### Compito 1
Secondo il testo selezionato, chi deve accertare che una persona non può più svolgere alcuna attività lavorativa perché le venga riconosciuta la pensione per inabilità?
### Compito 2
Elenca tutti i tipi di pensione che il testo selezionato presenta con un nome che comincia con la parola «pensione».
### Compito 3
Riproduci fedelmente la parte del testo selezionato che si apre con le parole contenenti «Le principali tipologie» e si chiude con «anni di contributi.».

### Testo selezionato

►

Le principali tipologie di pensione in Italia

Con l'avvicinarsi della fine della vita lavorativa, tanti italiani si chiedono quali siano le diverse tipologie di pensione previste dal sistema previdenziale. Ecco una panoramica chiara e semplice.

La pensione di vecchiaia è la forma più conosciuta: si accede quando si raggiunge l’età stabilita dalla legge, che varia in base all’aspettativa di vita e al tipo di lavoratore. È un diritto basato sull’età anagrafica e su un minimo di anni di contributi.

La pensione anticipata permette di andare in pensione prima, ma richiede requisiti più stringenti in termini di anni di contributi versati, indipendentemente dall’età. È una strada scelta da chi ha iniziato a lavorare presto o ha accumulato una lunga carriera contributiva.

Per chi subisce una perdita totale della capacità lavorativa, esiste la pensione per inabilità. Questa forma di sostegno economico è riconosciuta quando un medico legale accerta che la persona non può più svolgere alcuna attività lavorativa.

La pensione ai superstiti è destinata ai familiari a carico di una persona deceduta che versava contributi. Con questa misura, lo Stato assicura un sostegno a vedovi, figli o altri parenti.

Altre opzioni importanti includono la totalizzazione e il cumulo dei periodi assicurativi: consentono di sommare contributi versati in diversi fondi o paesi per raggiungere prima il diritto alla pensione. Anche la totalizzazione internazionale è utile per chi ha lavorato all’estero.

Infine, l’Ape volontario e l’Ape agevolato offrono la possibilità di anticipare la pensione tramite un prestito bancario garantito dallo Stato, con condizioni agevolate per chi ne rispetta i requisiti.

◄

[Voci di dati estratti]
►

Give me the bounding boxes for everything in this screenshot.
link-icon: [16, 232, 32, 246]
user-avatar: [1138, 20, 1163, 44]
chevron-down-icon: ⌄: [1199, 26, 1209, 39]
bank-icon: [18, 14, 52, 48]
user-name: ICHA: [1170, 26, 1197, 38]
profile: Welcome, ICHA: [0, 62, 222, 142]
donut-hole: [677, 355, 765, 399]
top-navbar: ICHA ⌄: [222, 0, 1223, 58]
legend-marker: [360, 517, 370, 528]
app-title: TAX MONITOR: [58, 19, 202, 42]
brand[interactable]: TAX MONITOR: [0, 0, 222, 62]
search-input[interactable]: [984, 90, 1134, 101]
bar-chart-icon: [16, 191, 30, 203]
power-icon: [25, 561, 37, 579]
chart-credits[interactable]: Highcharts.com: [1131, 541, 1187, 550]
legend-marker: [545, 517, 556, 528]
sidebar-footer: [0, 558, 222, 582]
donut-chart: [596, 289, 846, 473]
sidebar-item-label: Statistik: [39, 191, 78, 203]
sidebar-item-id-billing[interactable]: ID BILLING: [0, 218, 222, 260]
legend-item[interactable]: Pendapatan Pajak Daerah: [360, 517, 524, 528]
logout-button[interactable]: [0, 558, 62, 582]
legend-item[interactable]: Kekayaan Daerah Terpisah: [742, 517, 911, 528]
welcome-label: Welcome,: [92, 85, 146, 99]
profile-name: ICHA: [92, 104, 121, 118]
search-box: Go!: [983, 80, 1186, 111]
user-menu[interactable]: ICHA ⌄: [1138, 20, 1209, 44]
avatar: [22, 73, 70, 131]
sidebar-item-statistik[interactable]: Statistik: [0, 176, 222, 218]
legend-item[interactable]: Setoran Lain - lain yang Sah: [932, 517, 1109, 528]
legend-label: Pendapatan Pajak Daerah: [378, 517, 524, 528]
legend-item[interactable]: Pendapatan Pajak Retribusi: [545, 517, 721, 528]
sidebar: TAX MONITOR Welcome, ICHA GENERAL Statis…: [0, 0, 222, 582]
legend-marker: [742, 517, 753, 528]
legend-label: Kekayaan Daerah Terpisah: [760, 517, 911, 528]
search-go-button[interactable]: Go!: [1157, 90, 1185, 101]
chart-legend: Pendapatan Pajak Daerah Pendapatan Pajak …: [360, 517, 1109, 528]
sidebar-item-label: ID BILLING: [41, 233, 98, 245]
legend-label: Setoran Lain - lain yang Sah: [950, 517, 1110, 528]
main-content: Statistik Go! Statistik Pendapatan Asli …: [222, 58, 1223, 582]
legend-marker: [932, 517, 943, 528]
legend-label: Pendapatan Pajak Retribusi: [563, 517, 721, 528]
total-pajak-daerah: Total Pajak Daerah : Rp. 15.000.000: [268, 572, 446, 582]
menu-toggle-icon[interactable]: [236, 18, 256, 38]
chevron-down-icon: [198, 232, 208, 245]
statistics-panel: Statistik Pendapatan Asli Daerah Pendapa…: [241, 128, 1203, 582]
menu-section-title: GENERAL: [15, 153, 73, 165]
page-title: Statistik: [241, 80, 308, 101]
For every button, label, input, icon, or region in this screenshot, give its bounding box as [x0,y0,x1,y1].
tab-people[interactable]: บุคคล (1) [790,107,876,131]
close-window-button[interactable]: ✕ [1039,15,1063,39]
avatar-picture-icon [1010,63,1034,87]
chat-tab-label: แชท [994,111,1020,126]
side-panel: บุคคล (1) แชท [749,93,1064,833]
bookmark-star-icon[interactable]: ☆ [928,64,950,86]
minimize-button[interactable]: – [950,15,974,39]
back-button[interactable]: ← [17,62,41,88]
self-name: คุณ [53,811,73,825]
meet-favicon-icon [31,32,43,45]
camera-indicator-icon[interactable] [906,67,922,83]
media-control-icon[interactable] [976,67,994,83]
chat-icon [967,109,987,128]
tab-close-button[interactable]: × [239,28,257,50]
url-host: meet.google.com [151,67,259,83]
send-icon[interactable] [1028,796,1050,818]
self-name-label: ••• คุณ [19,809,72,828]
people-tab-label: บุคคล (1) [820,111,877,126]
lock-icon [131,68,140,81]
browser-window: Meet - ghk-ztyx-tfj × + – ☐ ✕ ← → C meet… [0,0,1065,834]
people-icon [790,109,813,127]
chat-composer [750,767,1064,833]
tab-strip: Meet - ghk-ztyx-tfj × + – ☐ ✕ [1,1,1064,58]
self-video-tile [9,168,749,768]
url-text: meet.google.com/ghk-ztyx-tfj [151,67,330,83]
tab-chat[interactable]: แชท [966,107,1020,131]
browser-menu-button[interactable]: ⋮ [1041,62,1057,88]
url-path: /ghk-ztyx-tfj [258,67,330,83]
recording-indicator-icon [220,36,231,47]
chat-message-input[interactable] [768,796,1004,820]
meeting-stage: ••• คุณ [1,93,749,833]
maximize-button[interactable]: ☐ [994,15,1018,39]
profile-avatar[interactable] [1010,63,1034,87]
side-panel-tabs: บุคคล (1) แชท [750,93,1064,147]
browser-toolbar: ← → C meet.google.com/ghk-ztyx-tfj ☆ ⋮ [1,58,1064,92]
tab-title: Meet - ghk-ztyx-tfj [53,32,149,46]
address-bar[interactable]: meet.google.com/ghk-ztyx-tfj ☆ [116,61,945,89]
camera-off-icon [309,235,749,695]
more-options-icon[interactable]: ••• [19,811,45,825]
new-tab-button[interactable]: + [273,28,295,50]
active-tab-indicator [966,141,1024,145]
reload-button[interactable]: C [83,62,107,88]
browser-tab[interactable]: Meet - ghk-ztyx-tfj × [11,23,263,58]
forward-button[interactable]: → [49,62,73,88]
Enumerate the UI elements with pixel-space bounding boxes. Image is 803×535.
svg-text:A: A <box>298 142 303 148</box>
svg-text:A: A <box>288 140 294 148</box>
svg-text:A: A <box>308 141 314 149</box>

◄

### Soluzione scritta 1
Un medico legale.

### Soluzione scritta 2
- Pensione di vecchiaia
- Pensione anticipata
- Pensione per inabilità
- Pensione ai superstiti

### Soluzione scritta 3
Le principali tipologie di pensione in Italia

Con l'avvicinarsi della fine della vita lavorativa, tanti italiani si chiedono quali siano le diverse tipologie di pensione previste dal sistema previdenziale. Ecco una panoramica chiara e semplice.

La pensione di vecchiaia è la forma più conosciuta: si accede quando si raggiunge l’età stabilita dalla legge, che varia in base all’aspettativa di vita e al tipo di lavoratore. È un diritto basato sull’età anagrafica e su un minimo di anni di contributi.